**PROBLEM DETAILS**
Every entry here needs to be repeated exactly.

**SUPPLIED RECORDS**
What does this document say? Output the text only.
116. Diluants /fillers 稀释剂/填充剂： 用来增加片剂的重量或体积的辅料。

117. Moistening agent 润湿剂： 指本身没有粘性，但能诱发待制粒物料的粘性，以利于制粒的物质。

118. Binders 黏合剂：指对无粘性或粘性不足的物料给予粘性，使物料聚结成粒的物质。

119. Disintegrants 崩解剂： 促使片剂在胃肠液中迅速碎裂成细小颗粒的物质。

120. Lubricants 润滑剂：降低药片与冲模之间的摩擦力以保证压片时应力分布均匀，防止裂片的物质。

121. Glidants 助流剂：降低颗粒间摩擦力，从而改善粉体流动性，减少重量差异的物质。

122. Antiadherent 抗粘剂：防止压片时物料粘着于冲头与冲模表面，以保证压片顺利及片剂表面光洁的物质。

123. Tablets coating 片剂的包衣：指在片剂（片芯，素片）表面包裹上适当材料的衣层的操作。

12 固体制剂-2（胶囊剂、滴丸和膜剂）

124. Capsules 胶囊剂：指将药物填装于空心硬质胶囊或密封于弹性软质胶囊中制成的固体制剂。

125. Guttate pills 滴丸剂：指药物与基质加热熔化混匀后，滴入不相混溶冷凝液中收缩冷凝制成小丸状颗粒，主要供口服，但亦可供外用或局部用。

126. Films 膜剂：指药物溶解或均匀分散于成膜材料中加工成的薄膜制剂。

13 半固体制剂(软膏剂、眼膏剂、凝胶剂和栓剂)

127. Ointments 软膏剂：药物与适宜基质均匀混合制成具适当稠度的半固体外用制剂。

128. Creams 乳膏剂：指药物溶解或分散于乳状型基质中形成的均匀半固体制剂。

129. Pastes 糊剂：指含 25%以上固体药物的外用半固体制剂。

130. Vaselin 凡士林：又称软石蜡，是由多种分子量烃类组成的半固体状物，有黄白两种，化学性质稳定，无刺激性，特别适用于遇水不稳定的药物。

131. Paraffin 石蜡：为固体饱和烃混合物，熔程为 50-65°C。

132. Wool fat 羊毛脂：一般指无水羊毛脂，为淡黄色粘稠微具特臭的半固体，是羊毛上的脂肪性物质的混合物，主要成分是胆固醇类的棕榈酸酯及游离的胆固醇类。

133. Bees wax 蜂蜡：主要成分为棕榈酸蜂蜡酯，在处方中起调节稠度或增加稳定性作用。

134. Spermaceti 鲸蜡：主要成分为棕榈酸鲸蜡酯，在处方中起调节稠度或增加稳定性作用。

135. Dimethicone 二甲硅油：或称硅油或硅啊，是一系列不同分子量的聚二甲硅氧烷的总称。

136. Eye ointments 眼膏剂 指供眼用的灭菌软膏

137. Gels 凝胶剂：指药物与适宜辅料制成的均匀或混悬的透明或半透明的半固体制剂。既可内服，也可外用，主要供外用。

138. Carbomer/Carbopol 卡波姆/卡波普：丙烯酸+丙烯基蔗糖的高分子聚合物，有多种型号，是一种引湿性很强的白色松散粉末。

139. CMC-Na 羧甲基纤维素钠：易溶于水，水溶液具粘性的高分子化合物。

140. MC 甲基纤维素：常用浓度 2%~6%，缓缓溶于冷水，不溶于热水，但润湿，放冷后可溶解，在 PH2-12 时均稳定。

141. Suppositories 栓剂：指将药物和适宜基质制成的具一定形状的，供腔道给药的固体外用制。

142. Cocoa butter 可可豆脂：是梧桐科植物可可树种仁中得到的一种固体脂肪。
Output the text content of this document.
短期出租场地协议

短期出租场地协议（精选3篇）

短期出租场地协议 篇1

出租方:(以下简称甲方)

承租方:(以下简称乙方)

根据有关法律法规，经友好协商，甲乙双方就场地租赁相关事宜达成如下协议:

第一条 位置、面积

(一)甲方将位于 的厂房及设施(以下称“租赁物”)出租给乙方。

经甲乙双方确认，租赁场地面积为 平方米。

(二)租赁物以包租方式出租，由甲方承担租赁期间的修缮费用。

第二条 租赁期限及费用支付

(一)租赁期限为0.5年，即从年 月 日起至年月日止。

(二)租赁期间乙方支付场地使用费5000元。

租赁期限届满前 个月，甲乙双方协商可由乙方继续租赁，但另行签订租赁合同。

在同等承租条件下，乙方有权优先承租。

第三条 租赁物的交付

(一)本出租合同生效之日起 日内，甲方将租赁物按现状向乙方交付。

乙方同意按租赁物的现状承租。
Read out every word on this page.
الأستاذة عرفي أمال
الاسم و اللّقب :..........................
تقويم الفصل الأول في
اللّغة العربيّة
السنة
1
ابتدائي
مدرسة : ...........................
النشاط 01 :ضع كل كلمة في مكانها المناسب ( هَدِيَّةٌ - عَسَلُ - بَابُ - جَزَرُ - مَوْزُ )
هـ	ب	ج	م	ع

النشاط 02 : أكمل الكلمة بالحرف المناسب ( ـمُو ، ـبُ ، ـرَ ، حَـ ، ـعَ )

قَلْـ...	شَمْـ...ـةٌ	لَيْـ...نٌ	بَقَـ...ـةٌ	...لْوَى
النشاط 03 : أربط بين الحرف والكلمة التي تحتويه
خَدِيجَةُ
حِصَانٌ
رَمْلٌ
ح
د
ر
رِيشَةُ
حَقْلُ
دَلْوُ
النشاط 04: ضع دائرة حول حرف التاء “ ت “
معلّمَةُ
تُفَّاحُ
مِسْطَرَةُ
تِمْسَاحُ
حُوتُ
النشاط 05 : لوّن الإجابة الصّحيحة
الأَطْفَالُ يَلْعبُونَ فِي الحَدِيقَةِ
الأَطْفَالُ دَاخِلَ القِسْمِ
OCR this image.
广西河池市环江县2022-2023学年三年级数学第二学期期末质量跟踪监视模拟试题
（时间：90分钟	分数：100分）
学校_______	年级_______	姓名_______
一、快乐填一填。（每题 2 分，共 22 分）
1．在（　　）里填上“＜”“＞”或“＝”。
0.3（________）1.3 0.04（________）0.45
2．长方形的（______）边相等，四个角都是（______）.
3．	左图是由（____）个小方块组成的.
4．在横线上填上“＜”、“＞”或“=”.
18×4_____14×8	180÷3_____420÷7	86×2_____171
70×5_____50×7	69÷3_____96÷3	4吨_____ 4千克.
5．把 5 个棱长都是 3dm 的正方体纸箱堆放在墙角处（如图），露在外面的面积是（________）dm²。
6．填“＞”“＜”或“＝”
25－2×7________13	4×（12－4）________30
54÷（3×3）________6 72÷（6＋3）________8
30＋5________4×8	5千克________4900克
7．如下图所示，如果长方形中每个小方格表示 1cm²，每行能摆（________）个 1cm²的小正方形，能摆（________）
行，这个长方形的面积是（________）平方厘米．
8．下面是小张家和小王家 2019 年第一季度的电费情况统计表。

**WRITTEN SOLUTION**
What does this document say? Output the text only.
116. Diluants /fillers 稀释剂/填充剂： 用来增加片剂的重量或体积的辅料。

117. Moistening agent 润湿剂： 指本身没有粘性，但能诱发待制粒物料的粘性，以利于制粒的物质。

118. Binders 黏合剂：指对无粘性或粘性不足的物料给予粘性，使物料聚结成粒的物质。

119. Disintegrants 崩解剂： 促使片剂在胃肠液中迅速碎裂成细小颗粒的物质。

120. Lubricants 润滑剂：降低药片与冲模之间的摩擦力以保证压片时应力分布均匀，防止裂片的物质。

121. Glidants 助流剂：降低颗粒间摩擦力，从而改善粉体流动性，减少重量差异的物质。

122. Antiadherent 抗粘剂：防止压片时物料粘着于冲头与冲模表面，以保证压片顺利及片剂表面光洁的物质。

123. Tablets coating 片剂的包衣：指在片剂（片芯，素片）表面包裹上适当材料的衣层的操作。

12 固体制剂-2（胶囊剂、滴丸和膜剂）

124. Capsules 胶囊剂：指将药物填装于空心硬质胶囊或密封于弹性软质胶囊中制成的固体制剂。

125. Guttate pills 滴丸剂：指药物与基质加热熔化混匀后，滴入不相混溶冷凝液中收缩冷凝制成小丸状颗粒，主要供口服，但亦可供外用或局部用。

126. Films 膜剂：指药物溶解或均匀分散于成膜材料中加工成的薄膜制剂。

13 半固体制剂(软膏剂、眼膏剂、凝胶剂和栓剂)

127. Ointments 软膏剂：药物与适宜基质均匀混合制成具适当稠度的半固体外用制剂。

128. Creams 乳膏剂：指药物溶解或分散于乳状型基质中形成的均匀半固体制剂。

129. Pastes 糊剂：指含 25%以上固体药物的外用半固体制剂。

130. Vaselin 凡士林：又称软石蜡，是由多种分子量烃类组成的半固体状物，有黄白两种，化学性质稳定，无刺激性，特别适用于遇水不稳定的药物。

131. Paraffin 石蜡：为固体饱和烃混合物，熔程为 50-65°C。

132. Wool fat 羊毛脂：一般指无水羊毛脂，为淡黄色粘稠微具特臭的半固体，是羊毛上的脂肪性物质的混合物，主要成分是胆固醇类的棕榈酸酯及游离的胆固醇类。

133. Bees wax 蜂蜡：主要成分为棕榈酸蜂蜡酯，在处方中起调节稠度或增加稳定性作用。

134. Spermaceti 鲸蜡：主要成分为棕榈酸鲸蜡酯，在处方中起调节稠度或增加稳定性作用。

135. Dimethicone 二甲硅油：或称硅油或硅啊，是一系列不同分子量的聚二甲硅氧烷的总称。

136. Eye ointments 眼膏剂 指供眼用的灭菌软膏

137. Gels 凝胶剂：指药物与适宜辅料制成的均匀或混悬的透明或半透明的半固体制剂。既可内服，也可外用，主要供外用。

138. Carbomer/Carbopol 卡波姆/卡波普：丙烯酸+丙烯基蔗糖的高分子聚合物，有多种型号，是一种引湿性很强的白色松散粉末。

139. CMC-Na 羧甲基纤维素钠：易溶于水，水溶液具粘性的高分子化合物。

140. MC 甲基纤维素：常用浓度 2%~6%，缓缓溶于冷水，不溶于热水，但润湿，放冷后可溶解，在 PH2-12 时均稳定。

141. Suppositories 栓剂：指将药物和适宜基质制成的具一定形状的，供腔道给药的固体外用制。

142. Cocoa butter 可可豆脂：是梧桐科植物可可树种仁中得到的一种固体脂肪。
Output the text content of this document.
短期出租场地协议

短期出租场地协议（精选3篇）

短期出租场地协议 篇1

出租方:(以下简称甲方)

承租方:(以下简称乙方)

根据有关法律法规，经友好协商，甲乙双方就场地租赁相关事宜达成如下协议:

第一条 位置、面积

(一)甲方将位于 的厂房及设施(以下称“租赁物”)出租给乙方。

经甲乙双方确认，租赁场地面积为 平方米。

(二)租赁物以包租方式出租，由甲方承担租赁期间的修缮费用。

第二条 租赁期限及费用支付

(一)租赁期限为0.5年，即从年 月 日起至年月日止。

(二)租赁期间乙方支付场地使用费5000元。

租赁期限届满前 个月，甲乙双方协商可由乙方继续租赁，但另行签订租赁合同。

在同等承租条件下，乙方有权优先承租。

第三条 租赁物的交付

(一)本出租合同生效之日起 日内，甲方将租赁物按现状向乙方交付。

乙方同意按租赁物的现状承租。
Read out every word on this page.
الأستاذة عرفي أمال
الاسم و اللّقب :..........................
تقويم الفصل الأول في
اللّغة العربيّة
السنة
1
ابتدائي
مدرسة : ...........................
النشاط 01 :ضع كل كلمة في مكانها المناسب ( هَدِيَّةٌ - عَسَلُ - بَابُ - جَزَرُ - مَوْزُ )
هـ	ب	ج	م	ع

النشاط 02 : أكمل الكلمة بالحرف المناسب ( ـمُو ، ـبُ ، ـرَ ، حَـ ، ـعَ )

قَلْـ...	شَمْـ...ـةٌ	لَيْـ...نٌ	بَقَـ...ـةٌ	...لْوَى
النشاط 03 : أربط بين الحرف والكلمة التي تحتويه
خَدِيجَةُ
حِصَانٌ
رَمْلٌ
ح
د
ر
رِيشَةُ
حَقْلُ
دَلْوُ
النشاط 04: ضع دائرة حول حرف التاء “ ت “
معلّمَةُ
تُفَّاحُ
مِسْطَرَةُ
تِمْسَاحُ
حُوتُ
النشاط 05 : لوّن الإجابة الصّحيحة
الأَطْفَالُ يَلْعبُونَ فِي الحَدِيقَةِ
الأَطْفَالُ دَاخِلَ القِسْمِ
OCR this image.
广西河池市环江县2022-2023学年三年级数学第二学期期末质量跟踪监视模拟试题
（时间：90分钟	分数：100分）
学校_______	年级_______	姓名_______
一、快乐填一填。（每题 2 分，共 22 分）
1．在（　　）里填上“＜”“＞”或“＝”。
0.3（________）1.3 0.04（________）0.45
2．长方形的（______）边相等，四个角都是（______）.
3．	左图是由（____）个小方块组成的.
4．在横线上填上“＜”、“＞”或“=”.
18×4_____14×8	180÷3_____420÷7	86×2_____171
70×5_____50×7	69÷3_____96÷3	4吨_____ 4千克.
5．把 5 个棱长都是 3dm 的正方体纸箱堆放在墙角处（如图），露在外面的面积是（________）dm²。
6．填“＞”“＜”或“＝”
25－2×7________13	4×（12－4）________30
54÷（3×3）________6 72÷（6＋3）________8
30＋5________4×8	5千克________4900克
7．如下图所示，如果长方形中每个小方格表示 1cm²，每行能摆（________）个 1cm²的小正方形，能摆（________）
行，这个长方形的面积是（________）平方厘米．
8．下面是小张家和小王家 2019 年第一季度的电费情况统计表。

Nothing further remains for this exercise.